§ **Written task**
Only a number is wanted here: the number of lines of the data that include "JSON".

━━━━━ Listed records

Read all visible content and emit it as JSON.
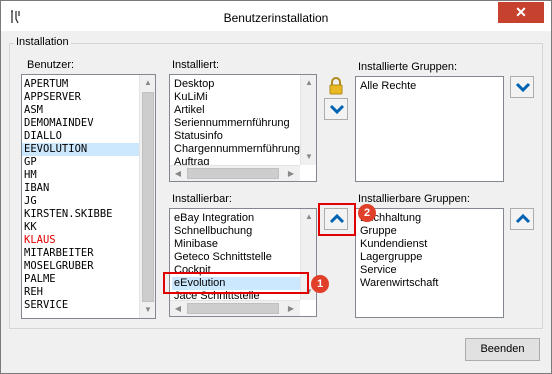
{
  "window": {
    "title": "Benutzerinstallation",
    "close_glyph": "✕"
  },
  "group": {
    "label": "Installation"
  },
  "users": {
    "label": "Benutzer:",
    "items": [
      "APERTUM",
      "APPSERVER",
      "ASM",
      "DEMOMAINDEV",
      "DIALLO",
      "EEVOLUTION",
      "GP",
      "HM",
      "IBAN",
      "JG",
      "KIRSTEN.SKIBBE",
      "KK",
      "KLAUS",
      "MITARBEITER",
      "MOSELGRUBER",
      "PALME",
      "REH",
      "SERVICE"
    ],
    "selected": "EEVOLUTION",
    "highlight_red": "KLAUS"
  },
  "installed": {
    "label": "Installiert:",
    "items": [
      "Desktop",
      "KuLiMi",
      "Artikel",
      "Seriennummernführung",
      "Statusinfo",
      "Chargennummernführung",
      "Auftrag"
    ]
  },
  "installable": {
    "label": "Installierbar:",
    "items": [
      "eBay Integration",
      "Schnellbuchung",
      "Minibase",
      "Geteco Schnittstelle",
      "Cockpit",
      "eEvolution",
      "Jace Schnittstelle"
    ],
    "selected": "eEvolution"
  },
  "installed_groups": {
    "label": "Installierte Gruppen:",
    "items": [
      "Alle Rechte"
    ]
  },
  "installable_groups": {
    "label": "Installierbare Gruppen:",
    "items": [
      "Buchhaltung",
      "Gruppe",
      "Kundendienst",
      "Lagergruppe",
      "Service",
      "Warenwirtschaft"
    ]
  },
  "buttons": {
    "close_label": "Beenden"
  },
  "annotations": {
    "badge1": "1",
    "badge2": "2"
  },
  "colors": {
    "accent": "#0063b1",
    "selection": "#cce8ff",
    "callout": "#e00000",
    "close": "#c7412f"
  }
}
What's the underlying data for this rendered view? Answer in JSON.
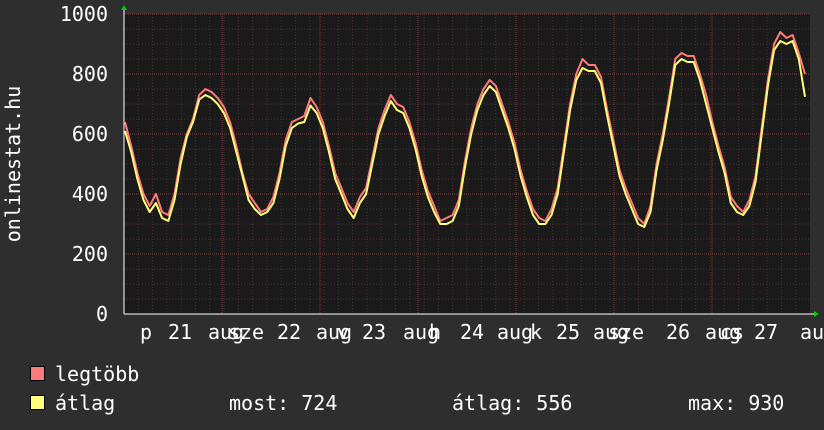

━━━━━━━━━━

§ **Task answer**
2